DIRECTION: Scan the records and identify every line in which the string "BOLT" occurs, then return those lines.
==== EXTRACTED INFORMATION
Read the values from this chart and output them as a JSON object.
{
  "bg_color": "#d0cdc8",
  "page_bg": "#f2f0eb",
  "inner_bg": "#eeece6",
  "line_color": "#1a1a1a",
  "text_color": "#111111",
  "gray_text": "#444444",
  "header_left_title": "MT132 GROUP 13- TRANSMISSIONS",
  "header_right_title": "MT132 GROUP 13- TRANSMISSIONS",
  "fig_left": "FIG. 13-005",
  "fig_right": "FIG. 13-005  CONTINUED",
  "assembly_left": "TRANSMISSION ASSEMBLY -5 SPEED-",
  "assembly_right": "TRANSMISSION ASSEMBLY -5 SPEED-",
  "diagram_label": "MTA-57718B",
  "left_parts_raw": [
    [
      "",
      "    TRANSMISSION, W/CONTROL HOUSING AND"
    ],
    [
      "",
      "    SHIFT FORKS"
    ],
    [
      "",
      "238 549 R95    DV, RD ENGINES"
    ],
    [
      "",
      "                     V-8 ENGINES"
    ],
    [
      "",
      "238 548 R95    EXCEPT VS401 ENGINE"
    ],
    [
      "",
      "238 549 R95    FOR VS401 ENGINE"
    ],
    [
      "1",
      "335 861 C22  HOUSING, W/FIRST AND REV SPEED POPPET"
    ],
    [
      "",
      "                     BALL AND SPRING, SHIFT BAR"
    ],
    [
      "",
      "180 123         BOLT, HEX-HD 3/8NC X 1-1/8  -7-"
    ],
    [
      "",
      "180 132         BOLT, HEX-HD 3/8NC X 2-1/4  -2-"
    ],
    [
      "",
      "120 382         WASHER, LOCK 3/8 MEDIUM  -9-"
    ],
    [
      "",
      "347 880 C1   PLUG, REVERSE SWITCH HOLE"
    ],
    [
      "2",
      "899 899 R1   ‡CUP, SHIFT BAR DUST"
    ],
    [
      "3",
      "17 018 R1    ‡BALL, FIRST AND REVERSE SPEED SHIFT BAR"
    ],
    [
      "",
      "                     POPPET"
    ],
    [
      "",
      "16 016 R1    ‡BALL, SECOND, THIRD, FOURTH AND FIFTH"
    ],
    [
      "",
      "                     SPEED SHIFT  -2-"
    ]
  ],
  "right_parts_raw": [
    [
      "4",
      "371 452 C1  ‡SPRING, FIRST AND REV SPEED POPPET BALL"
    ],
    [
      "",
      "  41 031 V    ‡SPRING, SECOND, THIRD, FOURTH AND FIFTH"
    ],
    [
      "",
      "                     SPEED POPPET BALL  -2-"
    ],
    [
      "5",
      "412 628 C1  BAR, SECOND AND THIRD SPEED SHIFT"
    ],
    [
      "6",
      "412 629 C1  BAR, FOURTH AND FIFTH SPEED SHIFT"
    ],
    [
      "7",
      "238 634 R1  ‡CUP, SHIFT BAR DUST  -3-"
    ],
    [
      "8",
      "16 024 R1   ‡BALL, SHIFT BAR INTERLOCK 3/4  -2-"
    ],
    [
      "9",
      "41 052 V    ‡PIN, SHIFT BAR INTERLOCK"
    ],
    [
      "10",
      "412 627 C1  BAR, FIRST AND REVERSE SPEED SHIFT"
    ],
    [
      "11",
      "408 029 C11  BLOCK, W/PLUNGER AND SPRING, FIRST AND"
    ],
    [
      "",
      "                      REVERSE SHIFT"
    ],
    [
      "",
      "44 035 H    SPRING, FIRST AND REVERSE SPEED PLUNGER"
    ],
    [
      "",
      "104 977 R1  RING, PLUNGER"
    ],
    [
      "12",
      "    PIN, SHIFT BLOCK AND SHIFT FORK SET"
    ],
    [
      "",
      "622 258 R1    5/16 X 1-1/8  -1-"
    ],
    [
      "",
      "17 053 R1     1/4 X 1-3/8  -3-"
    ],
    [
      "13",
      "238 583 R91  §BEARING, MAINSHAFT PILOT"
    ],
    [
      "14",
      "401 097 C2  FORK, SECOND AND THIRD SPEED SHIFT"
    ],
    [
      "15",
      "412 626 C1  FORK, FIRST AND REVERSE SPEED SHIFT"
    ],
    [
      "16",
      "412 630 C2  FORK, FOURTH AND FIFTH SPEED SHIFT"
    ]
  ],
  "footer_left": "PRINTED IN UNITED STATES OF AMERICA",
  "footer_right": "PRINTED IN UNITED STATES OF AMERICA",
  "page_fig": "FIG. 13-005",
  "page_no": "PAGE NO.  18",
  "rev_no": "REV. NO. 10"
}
========
COMPLETE ANSWER:
      "180 123         BOLT, HEX-HD 3/8NC X 1-1/8  -7-"
      "180 132         BOLT, HEX-HD 3/8NC X 2-1/4  -2-"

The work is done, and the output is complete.